[BEGIN PROVIDED RECORDS]

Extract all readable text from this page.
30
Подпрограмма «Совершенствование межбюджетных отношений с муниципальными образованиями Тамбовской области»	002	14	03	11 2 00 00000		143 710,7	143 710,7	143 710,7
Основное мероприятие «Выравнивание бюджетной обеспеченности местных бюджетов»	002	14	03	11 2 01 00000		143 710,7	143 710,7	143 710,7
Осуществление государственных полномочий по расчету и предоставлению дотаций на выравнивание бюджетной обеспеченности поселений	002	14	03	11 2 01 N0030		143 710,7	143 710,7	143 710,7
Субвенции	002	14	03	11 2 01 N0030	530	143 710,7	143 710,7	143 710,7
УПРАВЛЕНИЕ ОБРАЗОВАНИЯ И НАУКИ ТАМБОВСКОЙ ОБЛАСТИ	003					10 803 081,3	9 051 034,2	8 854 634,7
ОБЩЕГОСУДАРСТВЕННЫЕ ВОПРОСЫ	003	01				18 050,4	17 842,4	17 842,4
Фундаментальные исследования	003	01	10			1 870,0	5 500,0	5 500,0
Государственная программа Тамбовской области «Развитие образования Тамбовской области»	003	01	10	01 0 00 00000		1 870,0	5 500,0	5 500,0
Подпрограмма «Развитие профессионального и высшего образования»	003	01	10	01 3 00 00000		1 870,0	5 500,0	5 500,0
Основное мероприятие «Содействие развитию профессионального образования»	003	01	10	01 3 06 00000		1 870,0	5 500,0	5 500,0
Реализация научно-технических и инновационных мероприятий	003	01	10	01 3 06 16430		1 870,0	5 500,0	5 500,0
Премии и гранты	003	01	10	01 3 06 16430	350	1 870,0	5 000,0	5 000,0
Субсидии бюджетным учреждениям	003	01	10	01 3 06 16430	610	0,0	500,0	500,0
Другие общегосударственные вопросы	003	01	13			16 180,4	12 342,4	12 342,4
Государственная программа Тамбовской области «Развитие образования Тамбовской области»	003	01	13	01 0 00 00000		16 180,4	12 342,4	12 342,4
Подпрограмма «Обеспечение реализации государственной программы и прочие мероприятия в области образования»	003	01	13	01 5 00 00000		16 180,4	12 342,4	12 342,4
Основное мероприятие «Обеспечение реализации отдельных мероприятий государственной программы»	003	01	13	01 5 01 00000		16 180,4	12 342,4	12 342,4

[END PROVIDED RECORDS]

- **DO THIS**: In the material above, find the lines that contain "бюджетной" and show them.

- **OUTPUT OF THE TASK**:
Основное мероприятие «Выравнивание бюджетной обеспеченности местных бюджетов»	002	14	03	11 2 01 00000		143 710,7	143 710,7	143 710,7
Осуществление государственных полномочий по расчету и предоставлению дотаций на выравнивание бюджетной обеспеченности поселений	002	14	03	11 2 01 N0030		143 710,7	143 710,7	143 710,7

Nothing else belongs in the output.